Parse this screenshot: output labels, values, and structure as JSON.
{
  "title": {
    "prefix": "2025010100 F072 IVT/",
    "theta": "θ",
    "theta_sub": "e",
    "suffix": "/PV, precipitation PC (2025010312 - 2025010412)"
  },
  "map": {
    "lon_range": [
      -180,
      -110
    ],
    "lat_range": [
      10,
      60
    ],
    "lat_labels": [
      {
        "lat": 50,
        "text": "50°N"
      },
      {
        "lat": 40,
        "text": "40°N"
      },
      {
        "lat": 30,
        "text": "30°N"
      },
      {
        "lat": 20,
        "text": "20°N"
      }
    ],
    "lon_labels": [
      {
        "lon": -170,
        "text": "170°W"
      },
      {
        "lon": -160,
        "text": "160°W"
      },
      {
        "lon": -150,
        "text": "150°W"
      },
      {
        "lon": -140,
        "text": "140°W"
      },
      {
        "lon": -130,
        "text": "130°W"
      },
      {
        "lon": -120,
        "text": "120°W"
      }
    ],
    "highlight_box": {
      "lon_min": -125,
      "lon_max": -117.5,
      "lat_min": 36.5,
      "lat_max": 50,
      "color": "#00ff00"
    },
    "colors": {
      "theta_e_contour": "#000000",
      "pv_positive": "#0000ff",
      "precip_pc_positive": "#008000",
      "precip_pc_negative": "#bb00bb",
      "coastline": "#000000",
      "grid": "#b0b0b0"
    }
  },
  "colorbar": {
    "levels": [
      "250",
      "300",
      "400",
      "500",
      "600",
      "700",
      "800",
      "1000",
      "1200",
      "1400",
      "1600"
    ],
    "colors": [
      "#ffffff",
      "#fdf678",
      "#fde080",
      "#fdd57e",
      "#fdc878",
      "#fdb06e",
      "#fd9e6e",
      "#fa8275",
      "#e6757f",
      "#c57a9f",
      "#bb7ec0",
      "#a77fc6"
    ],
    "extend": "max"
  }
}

------------------------------------------------------------------------

PROBLEM —
Reproduce the entire listing word for word.

OUTPUT FOR THIS TASK —
Parse this screenshot: output labels, values, and structure as JSON.
{
  "title": {
    "prefix": "2025010100 F072 IVT/",
    "theta": "θ",
    "theta_sub": "e",
    "suffix": "/PV, precipitation PC (2025010312 - 2025010412)"
  },
  "map": {
    "lon_range": [
      -180,
      -110
    ],
    "lat_range": [
      10,
      60
    ],
    "lat_labels": [
      {
        "lat": 50,
        "text": "50°N"
      },
      {
        "lat": 40,
        "text": "40°N"
      },
      {
        "lat": 30,
        "text": "30°N"
      },
      {
        "lat": 20,
        "text": "20°N"
      }
    ],
    "lon_labels": [
      {
        "lon": -170,
        "text": "170°W"
      },
      {
        "lon": -160,
        "text": "160°W"
      },
      {
        "lon": -150,
        "text": "150°W"
      },
      {
        "lon": -140,
        "text": "140°W"
      },
      {
        "lon": -130,
        "text": "130°W"
      },
      {
        "lon": -120,
        "text": "120°W"
      }
    ],
    "highlight_box": {
      "lon_min": -125,
      "lon_max": -117.5,
      "lat_min": 36.5,
      "lat_max": 50,
      "color": "#00ff00"
    },
    "colors": {
      "theta_e_contour": "#000000",
      "pv_positive": "#0000ff",
      "precip_pc_positive": "#008000",
      "precip_pc_negative": "#bb00bb",
      "coastline": "#000000",
      "grid": "#b0b0b0"
    }
  },
  "colorbar": {
    "levels": [
      "250",
      "300",
      "400",
      "500",
      "600",
      "700",
      "800",
      "1000",
      "1200",
      "1400",
      "1600"
    ],
    "colors": [
      "#ffffff",
      "#fdf678",
      "#fde080",
      "#fdd57e",
      "#fdc878",
      "#fdb06e",
      "#fd9e6e",
      "#fa8275",
      "#e6757f",
      "#c57a9f",
      "#bb7ec0",
      "#a77fc6"
    ],
    "extend": "max"
  }
}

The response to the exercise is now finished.